PROBLEMS TO WORK ON>
1. Answer these questions about the passage on hosting a virtual film discussion:
(a) What job does Juan Rubio hold at the Seattle Public Library?
(b) Which online platform does the passage call a good fit for film discussions?
(c) Under which settings is sound sharing found for a Zoom screening?
2. From the listing, copy out the lines from the one containing "63, 300, 86]" up to and including the one containing "staticText: Memory Bank (8GB): 43°C bbox=[32, 281, 192, 297]".

PASSAGE>
....
We spoke with Juan Rubio, program manager for digital media and learning at the Seattle Public Library, for a step-by-step guide to hosting your first virtual film discussion.

Illustration of laptop
Seattle Public Library's Juan Rubio suggests following seven steps to lead a successful virtual film discussion.


Get familiar with the film. Watch it in advance and identify themes that will help you lead a meaningful discussion. Ideally, the conversation will flow naturally, but it's a good idea to have a list of questions to guide you.

Also consider tech: Allow plenty of time prior to the scheduled discussion and make sure your platform is working and everyone knows how to use it. For film discussions, the online platform Discord is a good fit; other options include Zoom, Google Meet, Netflix Party or Slack.

You will also need to consider whether to do the film screening itself synchronously or asynchronously. Asking people to watch a film on their own time before a discussion is one way to format a program; this allows you to spend your time together focused on just the discussion.

While it’s a bit trickier logistically, you may prefer to host a live viewing party. Netflix Party is one possible platform for this, although participants must have their own Netflix accounts and interactions are limited to a chat box. YouTube Premiere allows for viewing parties of content available on YouTube. It is also possible to host a screening via Zoom or other video platform by sharing your sound (under Advanced Settings) — but make sure you have the proper public screening permissions before you do.
....
Annotated region listings>
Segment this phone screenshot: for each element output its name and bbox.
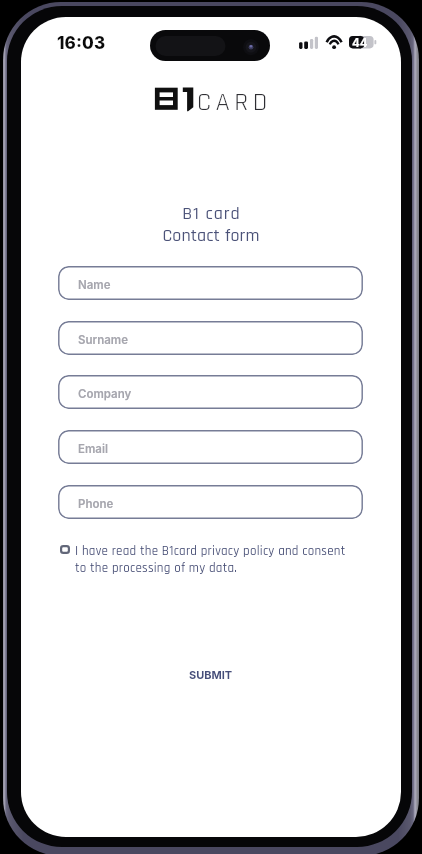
staticText: Phone (78, 497, 114, 511)
staticText: Name (78, 278, 111, 292)
button[interactable]: Company (58, 375, 363, 409)
staticText: SUBMIT (189, 668, 233, 681)
staticText: Surname (78, 333, 128, 347)
button[interactable]: Name (58, 266, 363, 300)
staticText: I have read the B1card privacy policy an… (75, 543, 346, 577)
button[interactable]: Phone (58, 485, 363, 519)
staticText: Email (78, 442, 108, 456)
button[interactable]: Accept privacy policy (59, 542, 346, 577)
staticText: CARD (197, 86, 272, 114)
staticText: Company (78, 387, 132, 401)
staticText: Contact form (162, 224, 260, 247)
staticText: 44 (352, 36, 368, 50)
staticText: B1 card (182, 202, 241, 225)
button[interactable]: Email (58, 430, 363, 464)
button[interactable]: Surname (58, 321, 363, 355)
other: Accept privacy policy (60, 545, 70, 554)
button[interactable]: SUBMIT (179, 664, 243, 685)
staticText: 16:03 (57, 33, 106, 54)
other: Signal, Wi-Fi and battery status (297, 34, 379, 51)
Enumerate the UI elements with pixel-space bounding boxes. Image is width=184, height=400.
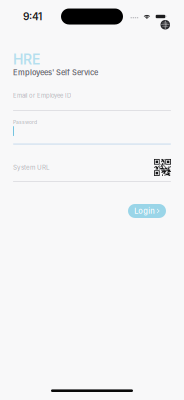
staticText: Email or Employee ID <box>13 92 71 99</box>
staticText: Login <box>134 206 154 216</box>
staticText: 9:41 <box>23 10 42 23</box>
button[interactable]: Scan QR code <box>154 159 171 176</box>
staticText: Employees' Self Service <box>13 68 98 77</box>
staticText: System URL <box>13 164 50 171</box>
button[interactable]: Login <box>128 204 166 218</box>
staticText: HRE <box>13 51 40 68</box>
button[interactable]: Change language <box>158 17 173 32</box>
staticText: Password <box>13 119 37 125</box>
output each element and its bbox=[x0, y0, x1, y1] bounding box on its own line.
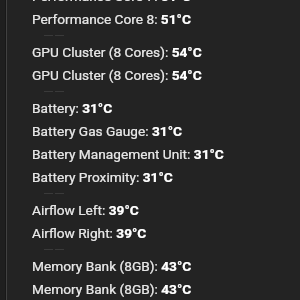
button[interactable]: GPU Cluster (8 Cores): 54°C bbox=[32, 63, 300, 86]
staticText: GPU Cluster (8 Cores): 54°C bbox=[32, 67, 202, 83]
button[interactable]: Battery Management Unit: 31°C bbox=[32, 142, 300, 165]
staticText: Battery Gas Gauge: 31°C bbox=[32, 123, 183, 139]
staticText: Memory Bank (8GB): 43°C bbox=[32, 281, 192, 297]
button[interactable]: Performance Core 8: 51°C bbox=[32, 7, 300, 30]
staticText: Performance Core 7: 51°C bbox=[32, 0, 191, 4]
button[interactable]: Airflow Right: 39°C bbox=[32, 221, 300, 244]
staticText: Airflow Right: 39°C bbox=[32, 225, 147, 241]
button[interactable]: Battery Gas Gauge: 31°C bbox=[32, 119, 300, 142]
staticText: Performance Core 8: 51°C bbox=[32, 11, 191, 27]
button[interactable]: Airflow Left: 39°C bbox=[32, 198, 300, 221]
staticText: Airflow Left: 39°C bbox=[32, 202, 139, 218]
button[interactable]: Battery Proximity: 31°C bbox=[32, 165, 300, 188]
button[interactable]: Memory Bank (8GB): 43°C bbox=[32, 277, 300, 300]
staticText: Memory Bank (8GB): 43°C bbox=[32, 258, 192, 274]
staticText: Battery Management Unit: 31°C bbox=[32, 146, 224, 162]
button[interactable]: Performance Core 7: 51°C bbox=[32, 0, 300, 7]
button[interactable]: GPU Cluster (8 Cores): 54°C bbox=[32, 40, 300, 63]
staticText: Battery Proximity: 31°C bbox=[32, 169, 173, 185]
staticText: Battery: 31°C bbox=[32, 100, 113, 116]
staticText: GPU Cluster (8 Cores): 54°C bbox=[32, 44, 202, 60]
button[interactable]: Memory Bank (8GB): 43°C bbox=[32, 254, 300, 277]
button[interactable]: Battery: 31°C bbox=[32, 96, 300, 119]
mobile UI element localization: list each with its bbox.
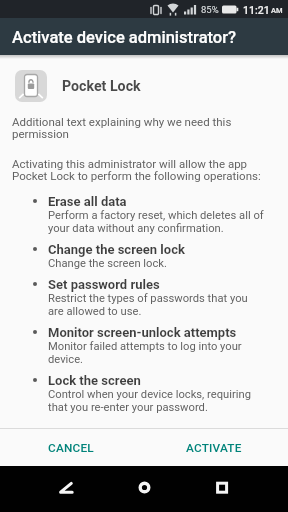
staticText: Set password rules bbox=[48, 277, 160, 292]
button[interactable]: ACTIVATE bbox=[170, 433, 258, 463]
button[interactable] bbox=[59, 482, 74, 494]
button[interactable] bbox=[138, 481, 151, 494]
staticText: Monitor screen-unlock attempts bbox=[48, 325, 237, 340]
staticText: ACTIVATE bbox=[186, 441, 242, 455]
staticText: Pocket Lock bbox=[62, 78, 141, 95]
staticText: CANCEL bbox=[48, 441, 94, 455]
staticText: Activate device administrator? bbox=[12, 28, 237, 47]
button[interactable]: CANCEL bbox=[32, 433, 110, 463]
staticText: AM bbox=[271, 6, 283, 15]
staticText: Additional text explaining why we need t… bbox=[12, 115, 232, 141]
staticText: 85% bbox=[201, 4, 219, 15]
staticText: Monitor failed attempts to log into your… bbox=[48, 340, 242, 366]
staticText: Control when your device locks, requirin… bbox=[48, 388, 251, 414]
staticText: Change the screen lock. bbox=[48, 257, 167, 270]
staticText: Activating this administrator will allow… bbox=[12, 157, 261, 183]
staticText: Change the screen lock bbox=[48, 242, 185, 257]
staticText: Erase all data bbox=[48, 194, 127, 209]
button[interactable] bbox=[216, 482, 228, 494]
staticText: Restrict the types of passwords that you… bbox=[48, 292, 248, 318]
staticText: Lock the screen bbox=[48, 373, 141, 388]
staticText: Perform a factory reset, which deletes a… bbox=[48, 209, 264, 235]
staticText: 11:21 bbox=[243, 4, 270, 16]
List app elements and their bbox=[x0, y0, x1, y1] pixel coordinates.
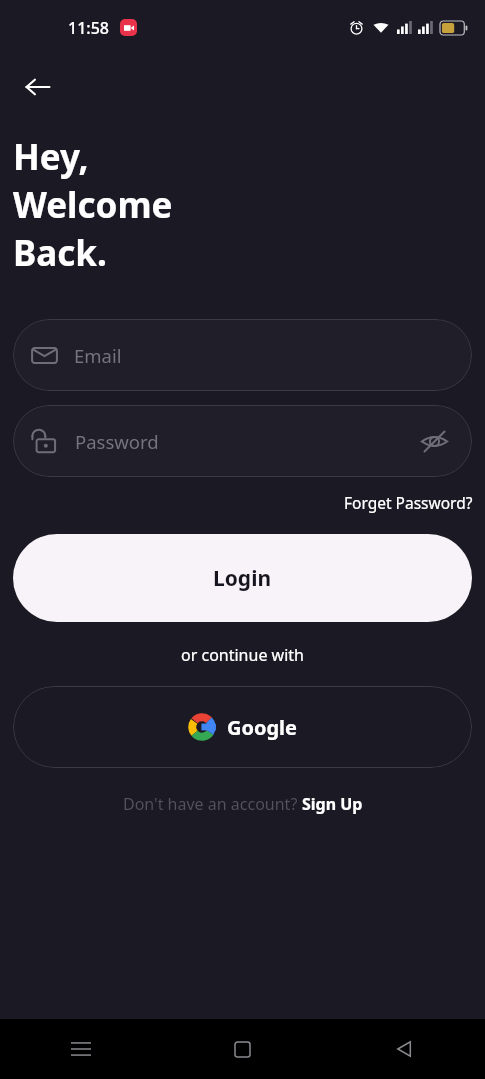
....
TASK ANSWERS>
1.
(a) Program manager for digital media and learning
(b) Discord
(c) Advanced Settings

2.
button[interactable]: GPU Cluster (8 Cores): 54°C bbox=[32, 63, 300, 86]
staticText: GPU Cluster (8 Cores): 54°C bbox=[32, 67, 202, 83]
button[interactable]: Battery Management Unit: 31°C bbox=[32, 142, 300, 165]
staticText: Battery Gas Gauge: 31°C bbox=[32, 123, 183, 139]
staticText: Memory Bank (8GB): 43°C bbox=[32, 281, 192, 297]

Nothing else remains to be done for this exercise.